begin Raw data

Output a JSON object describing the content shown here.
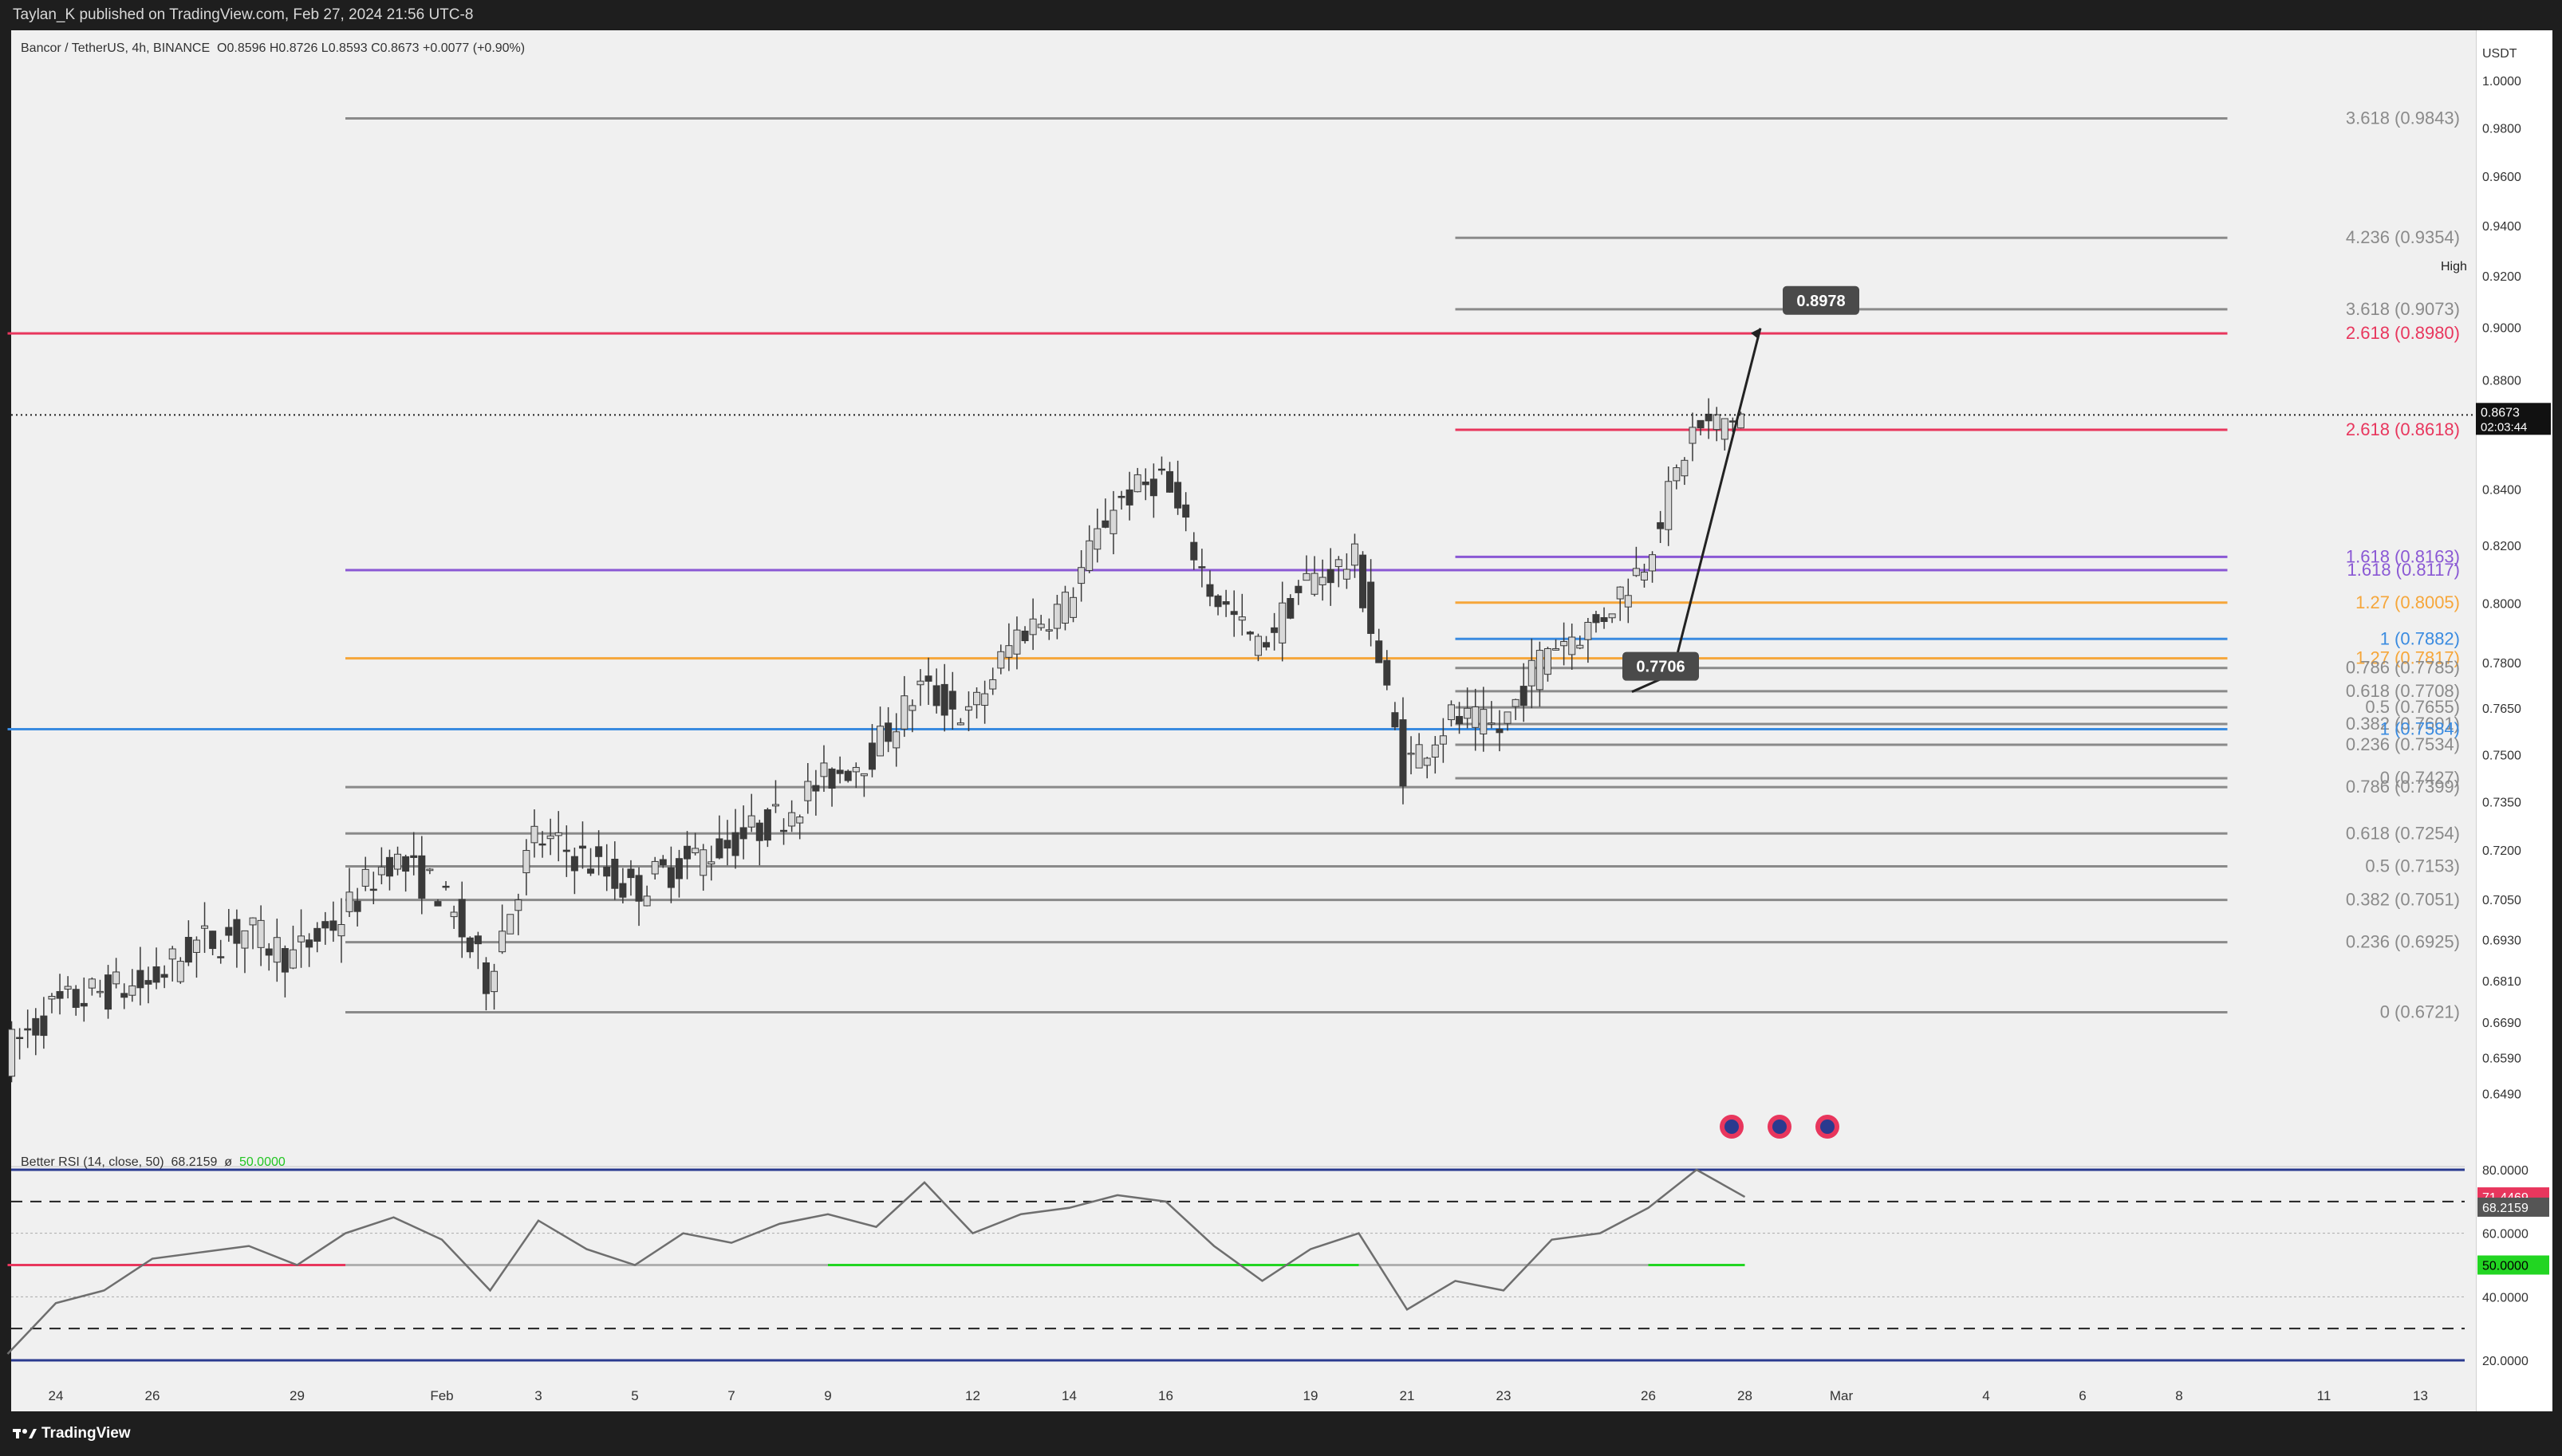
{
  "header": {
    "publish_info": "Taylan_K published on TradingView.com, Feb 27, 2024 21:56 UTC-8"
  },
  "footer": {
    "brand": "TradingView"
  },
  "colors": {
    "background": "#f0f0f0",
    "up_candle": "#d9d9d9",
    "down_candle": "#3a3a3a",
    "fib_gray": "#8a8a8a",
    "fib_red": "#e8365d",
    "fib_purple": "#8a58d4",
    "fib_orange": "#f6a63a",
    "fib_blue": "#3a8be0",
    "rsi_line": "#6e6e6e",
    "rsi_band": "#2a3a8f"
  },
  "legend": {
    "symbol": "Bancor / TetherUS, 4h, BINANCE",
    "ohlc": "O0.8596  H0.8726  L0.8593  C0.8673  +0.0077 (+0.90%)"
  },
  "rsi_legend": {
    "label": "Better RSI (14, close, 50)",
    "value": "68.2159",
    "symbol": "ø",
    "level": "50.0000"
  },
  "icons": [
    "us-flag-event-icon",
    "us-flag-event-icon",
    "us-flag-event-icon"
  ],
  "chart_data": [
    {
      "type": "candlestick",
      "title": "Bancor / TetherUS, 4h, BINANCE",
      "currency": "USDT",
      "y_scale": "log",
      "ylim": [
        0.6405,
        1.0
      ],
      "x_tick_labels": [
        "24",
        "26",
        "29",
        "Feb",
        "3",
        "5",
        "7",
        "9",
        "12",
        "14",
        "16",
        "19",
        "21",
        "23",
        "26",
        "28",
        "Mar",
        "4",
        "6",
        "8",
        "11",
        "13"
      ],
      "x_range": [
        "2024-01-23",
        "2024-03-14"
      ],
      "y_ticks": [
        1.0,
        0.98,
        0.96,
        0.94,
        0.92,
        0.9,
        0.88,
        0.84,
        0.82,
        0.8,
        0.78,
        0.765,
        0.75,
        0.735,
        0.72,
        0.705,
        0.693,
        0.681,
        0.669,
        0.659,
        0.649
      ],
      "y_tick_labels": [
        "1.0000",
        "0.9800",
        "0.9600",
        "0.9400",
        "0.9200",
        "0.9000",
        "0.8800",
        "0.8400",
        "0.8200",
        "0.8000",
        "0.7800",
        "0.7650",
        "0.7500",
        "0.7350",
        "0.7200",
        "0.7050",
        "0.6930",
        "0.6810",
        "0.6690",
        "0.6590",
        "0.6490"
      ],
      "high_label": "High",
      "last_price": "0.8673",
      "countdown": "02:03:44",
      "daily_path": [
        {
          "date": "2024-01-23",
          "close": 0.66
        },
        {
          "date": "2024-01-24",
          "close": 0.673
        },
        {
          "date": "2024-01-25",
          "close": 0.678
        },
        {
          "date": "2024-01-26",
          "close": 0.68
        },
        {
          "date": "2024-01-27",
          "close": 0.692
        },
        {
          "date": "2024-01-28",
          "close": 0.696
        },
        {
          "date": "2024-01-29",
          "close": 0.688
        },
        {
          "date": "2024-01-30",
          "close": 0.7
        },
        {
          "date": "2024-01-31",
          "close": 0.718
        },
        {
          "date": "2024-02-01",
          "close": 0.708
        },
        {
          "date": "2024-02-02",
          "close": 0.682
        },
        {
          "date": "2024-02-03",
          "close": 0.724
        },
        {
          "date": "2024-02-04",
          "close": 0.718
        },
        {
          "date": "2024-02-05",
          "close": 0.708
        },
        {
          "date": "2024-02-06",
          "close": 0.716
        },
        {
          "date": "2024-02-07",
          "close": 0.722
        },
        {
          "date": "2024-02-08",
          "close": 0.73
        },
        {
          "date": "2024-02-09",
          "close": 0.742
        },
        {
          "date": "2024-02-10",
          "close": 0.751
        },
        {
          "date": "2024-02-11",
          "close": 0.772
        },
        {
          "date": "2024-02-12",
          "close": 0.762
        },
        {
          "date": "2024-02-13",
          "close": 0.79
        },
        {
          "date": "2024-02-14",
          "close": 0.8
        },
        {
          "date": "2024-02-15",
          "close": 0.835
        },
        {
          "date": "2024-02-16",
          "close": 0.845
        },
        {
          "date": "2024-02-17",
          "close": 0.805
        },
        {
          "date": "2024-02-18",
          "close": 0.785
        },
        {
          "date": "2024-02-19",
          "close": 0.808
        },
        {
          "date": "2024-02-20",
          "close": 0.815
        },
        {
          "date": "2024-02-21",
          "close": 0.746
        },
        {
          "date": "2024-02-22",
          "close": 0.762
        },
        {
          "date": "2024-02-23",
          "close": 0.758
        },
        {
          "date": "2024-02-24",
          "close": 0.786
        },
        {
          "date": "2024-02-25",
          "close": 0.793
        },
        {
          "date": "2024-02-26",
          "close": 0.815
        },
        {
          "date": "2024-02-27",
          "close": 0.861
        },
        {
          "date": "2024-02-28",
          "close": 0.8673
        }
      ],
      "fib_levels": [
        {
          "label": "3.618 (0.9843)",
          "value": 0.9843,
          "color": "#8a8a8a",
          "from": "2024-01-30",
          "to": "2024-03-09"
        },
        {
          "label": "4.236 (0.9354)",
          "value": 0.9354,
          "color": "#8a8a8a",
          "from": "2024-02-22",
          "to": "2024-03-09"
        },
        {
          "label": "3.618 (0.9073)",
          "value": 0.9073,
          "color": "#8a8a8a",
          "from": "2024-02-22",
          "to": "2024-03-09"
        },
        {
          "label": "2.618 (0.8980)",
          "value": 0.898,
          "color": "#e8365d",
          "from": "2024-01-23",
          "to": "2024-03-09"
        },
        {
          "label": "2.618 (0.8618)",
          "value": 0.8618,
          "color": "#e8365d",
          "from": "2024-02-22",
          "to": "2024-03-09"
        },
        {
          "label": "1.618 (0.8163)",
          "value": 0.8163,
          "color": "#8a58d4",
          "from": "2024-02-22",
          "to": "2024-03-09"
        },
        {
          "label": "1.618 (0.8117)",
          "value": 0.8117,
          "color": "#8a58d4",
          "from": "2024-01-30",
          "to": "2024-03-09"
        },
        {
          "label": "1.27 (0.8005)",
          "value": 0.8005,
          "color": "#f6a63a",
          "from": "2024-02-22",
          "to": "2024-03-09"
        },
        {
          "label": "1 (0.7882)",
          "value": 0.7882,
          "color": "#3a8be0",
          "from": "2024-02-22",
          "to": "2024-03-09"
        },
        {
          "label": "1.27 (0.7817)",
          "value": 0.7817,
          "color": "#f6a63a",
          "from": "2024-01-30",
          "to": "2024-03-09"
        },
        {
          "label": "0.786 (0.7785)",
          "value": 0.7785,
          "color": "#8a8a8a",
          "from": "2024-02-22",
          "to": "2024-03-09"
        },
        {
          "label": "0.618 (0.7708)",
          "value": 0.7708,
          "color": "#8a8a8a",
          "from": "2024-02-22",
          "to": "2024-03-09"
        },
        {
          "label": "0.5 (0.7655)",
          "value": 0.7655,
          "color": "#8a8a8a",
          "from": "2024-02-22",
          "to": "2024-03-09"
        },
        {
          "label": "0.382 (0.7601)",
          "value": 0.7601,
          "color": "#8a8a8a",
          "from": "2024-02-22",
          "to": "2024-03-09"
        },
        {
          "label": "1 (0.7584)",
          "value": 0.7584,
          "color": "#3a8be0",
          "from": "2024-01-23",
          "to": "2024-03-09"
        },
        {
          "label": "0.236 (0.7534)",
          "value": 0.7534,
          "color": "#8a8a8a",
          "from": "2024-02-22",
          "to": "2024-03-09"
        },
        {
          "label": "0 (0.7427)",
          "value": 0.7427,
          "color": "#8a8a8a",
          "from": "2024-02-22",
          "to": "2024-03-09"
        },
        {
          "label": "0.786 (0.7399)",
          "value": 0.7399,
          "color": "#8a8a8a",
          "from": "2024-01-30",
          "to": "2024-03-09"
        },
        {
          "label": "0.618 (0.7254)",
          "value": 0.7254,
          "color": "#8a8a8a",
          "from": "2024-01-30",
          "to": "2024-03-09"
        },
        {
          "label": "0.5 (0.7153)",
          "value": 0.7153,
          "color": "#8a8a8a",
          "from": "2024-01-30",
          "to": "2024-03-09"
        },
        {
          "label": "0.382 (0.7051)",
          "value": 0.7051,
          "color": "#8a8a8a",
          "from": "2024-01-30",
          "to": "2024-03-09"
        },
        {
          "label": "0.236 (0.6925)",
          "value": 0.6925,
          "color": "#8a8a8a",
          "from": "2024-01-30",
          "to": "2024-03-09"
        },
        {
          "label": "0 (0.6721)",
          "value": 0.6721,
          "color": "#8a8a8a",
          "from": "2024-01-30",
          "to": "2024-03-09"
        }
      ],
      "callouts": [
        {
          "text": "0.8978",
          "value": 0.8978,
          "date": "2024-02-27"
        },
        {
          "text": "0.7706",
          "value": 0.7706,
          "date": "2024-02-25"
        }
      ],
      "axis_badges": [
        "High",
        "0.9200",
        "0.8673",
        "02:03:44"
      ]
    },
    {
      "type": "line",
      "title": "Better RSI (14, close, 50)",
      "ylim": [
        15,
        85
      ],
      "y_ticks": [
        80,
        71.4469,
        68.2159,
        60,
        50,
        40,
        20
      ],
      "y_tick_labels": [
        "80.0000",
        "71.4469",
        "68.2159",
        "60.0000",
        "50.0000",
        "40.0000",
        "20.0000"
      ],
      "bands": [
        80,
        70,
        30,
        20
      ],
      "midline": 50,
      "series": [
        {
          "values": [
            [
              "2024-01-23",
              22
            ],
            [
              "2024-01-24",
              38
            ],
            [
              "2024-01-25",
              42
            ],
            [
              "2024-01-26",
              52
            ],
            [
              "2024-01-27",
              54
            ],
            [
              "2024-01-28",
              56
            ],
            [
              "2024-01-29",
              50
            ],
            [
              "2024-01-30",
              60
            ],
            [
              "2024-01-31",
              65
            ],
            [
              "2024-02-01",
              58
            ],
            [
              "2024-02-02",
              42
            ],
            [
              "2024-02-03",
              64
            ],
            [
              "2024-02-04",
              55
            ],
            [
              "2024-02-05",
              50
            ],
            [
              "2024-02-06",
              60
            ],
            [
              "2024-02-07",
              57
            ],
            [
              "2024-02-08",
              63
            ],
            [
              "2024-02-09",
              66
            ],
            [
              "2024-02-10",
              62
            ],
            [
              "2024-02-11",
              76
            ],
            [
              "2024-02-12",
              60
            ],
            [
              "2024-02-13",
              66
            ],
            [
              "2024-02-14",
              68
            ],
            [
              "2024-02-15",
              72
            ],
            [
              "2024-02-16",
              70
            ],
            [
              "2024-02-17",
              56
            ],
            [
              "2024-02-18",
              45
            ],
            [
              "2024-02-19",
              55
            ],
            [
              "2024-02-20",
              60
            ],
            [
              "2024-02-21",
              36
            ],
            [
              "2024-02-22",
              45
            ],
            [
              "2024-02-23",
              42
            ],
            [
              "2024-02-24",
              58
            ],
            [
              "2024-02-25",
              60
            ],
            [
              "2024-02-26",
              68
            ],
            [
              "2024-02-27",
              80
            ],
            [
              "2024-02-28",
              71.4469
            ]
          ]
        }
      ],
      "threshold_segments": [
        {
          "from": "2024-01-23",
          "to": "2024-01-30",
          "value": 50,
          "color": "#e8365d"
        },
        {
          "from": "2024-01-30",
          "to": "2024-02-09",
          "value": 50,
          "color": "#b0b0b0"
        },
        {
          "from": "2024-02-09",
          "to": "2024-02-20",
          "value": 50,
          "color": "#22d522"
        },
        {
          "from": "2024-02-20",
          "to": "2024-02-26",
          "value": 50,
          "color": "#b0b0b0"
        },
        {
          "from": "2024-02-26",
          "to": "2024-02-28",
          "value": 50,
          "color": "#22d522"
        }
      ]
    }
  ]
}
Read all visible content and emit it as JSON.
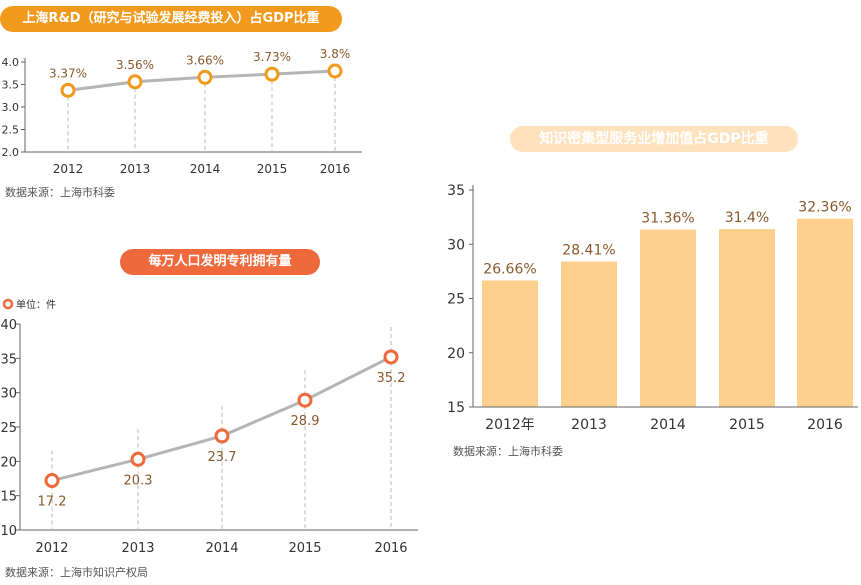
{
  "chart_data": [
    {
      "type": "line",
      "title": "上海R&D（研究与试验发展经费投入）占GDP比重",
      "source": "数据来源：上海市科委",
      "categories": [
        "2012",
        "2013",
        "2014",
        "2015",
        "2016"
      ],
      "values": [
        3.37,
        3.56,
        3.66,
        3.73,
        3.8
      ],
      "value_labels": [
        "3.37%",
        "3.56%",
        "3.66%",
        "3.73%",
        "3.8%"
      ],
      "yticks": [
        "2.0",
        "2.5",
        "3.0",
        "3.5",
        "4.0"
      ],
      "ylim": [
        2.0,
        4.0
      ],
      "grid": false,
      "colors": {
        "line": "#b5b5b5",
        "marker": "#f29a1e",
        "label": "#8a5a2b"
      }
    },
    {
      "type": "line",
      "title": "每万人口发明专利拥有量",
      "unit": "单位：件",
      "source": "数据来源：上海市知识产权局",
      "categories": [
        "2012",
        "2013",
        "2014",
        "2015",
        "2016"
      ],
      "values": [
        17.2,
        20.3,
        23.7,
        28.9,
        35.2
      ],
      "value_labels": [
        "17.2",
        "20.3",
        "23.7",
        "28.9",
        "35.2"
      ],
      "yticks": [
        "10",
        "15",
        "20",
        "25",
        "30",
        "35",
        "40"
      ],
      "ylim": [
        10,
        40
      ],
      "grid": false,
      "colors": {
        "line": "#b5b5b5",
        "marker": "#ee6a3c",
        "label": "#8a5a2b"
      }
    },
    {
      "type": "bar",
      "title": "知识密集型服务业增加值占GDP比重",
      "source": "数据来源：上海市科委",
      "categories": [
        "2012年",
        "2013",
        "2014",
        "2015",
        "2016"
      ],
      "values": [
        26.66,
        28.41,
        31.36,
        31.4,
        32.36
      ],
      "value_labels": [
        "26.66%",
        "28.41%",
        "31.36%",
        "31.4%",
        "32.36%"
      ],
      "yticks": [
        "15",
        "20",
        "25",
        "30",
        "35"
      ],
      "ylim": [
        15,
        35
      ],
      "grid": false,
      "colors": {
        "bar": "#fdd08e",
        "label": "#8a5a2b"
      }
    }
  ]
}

end Raw data

## Work required
Count the lines of the data that contain the string "TetherUS", and reply with that number alone.

## Result of this exercise
2